*ENTRIES SHOWN*:
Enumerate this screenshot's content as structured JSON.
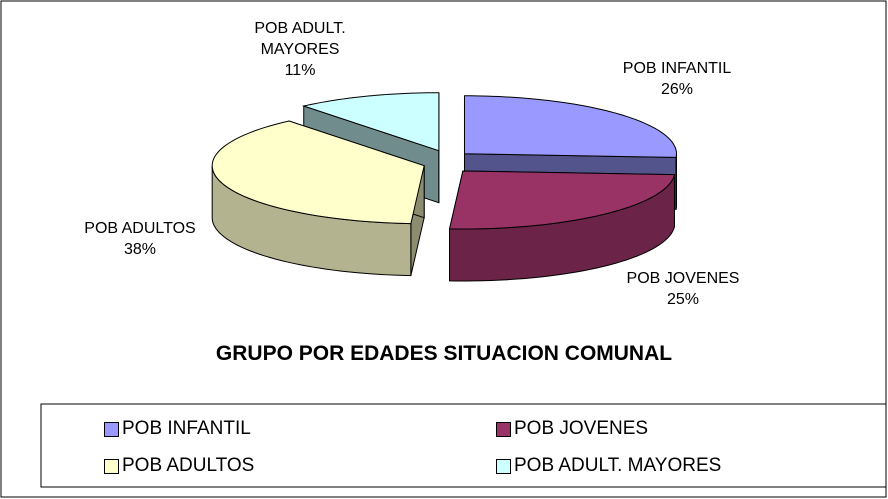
{
  "chart_data": {
    "type": "pie",
    "title": "GRUPO POR EDADES SITUACION COMUNAL",
    "categories": [
      "POB INFANTIL",
      "POB JOVENES",
      "POB ADULTOS",
      "POB ADULT. MAYORES"
    ],
    "values": [
      26,
      25,
      38,
      11
    ],
    "value_labels": [
      "26%",
      "25%",
      "38%",
      "11%"
    ],
    "colors": [
      "#9999ff",
      "#993366",
      "#ffffcc",
      "#ccffff"
    ],
    "legend": "bottom"
  }
}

*TASK REQUIREMENTS*:
Restate each entry word for word, leaving out any pictures.

*PROBLEM SOLUTION*:
Enumerate this screenshot's content as structured JSON.
{
  "chart_data": {
    "type": "pie",
    "title": "GRUPO POR EDADES SITUACION COMUNAL",
    "categories": [
      "POB INFANTIL",
      "POB JOVENES",
      "POB ADULTOS",
      "POB ADULT. MAYORES"
    ],
    "values": [
      26,
      25,
      38,
      11
    ],
    "value_labels": [
      "26%",
      "25%",
      "38%",
      "11%"
    ],
    "colors": [
      "#9999ff",
      "#993366",
      "#ffffcc",
      "#ccffff"
    ],
    "legend": "bottom"
  }
}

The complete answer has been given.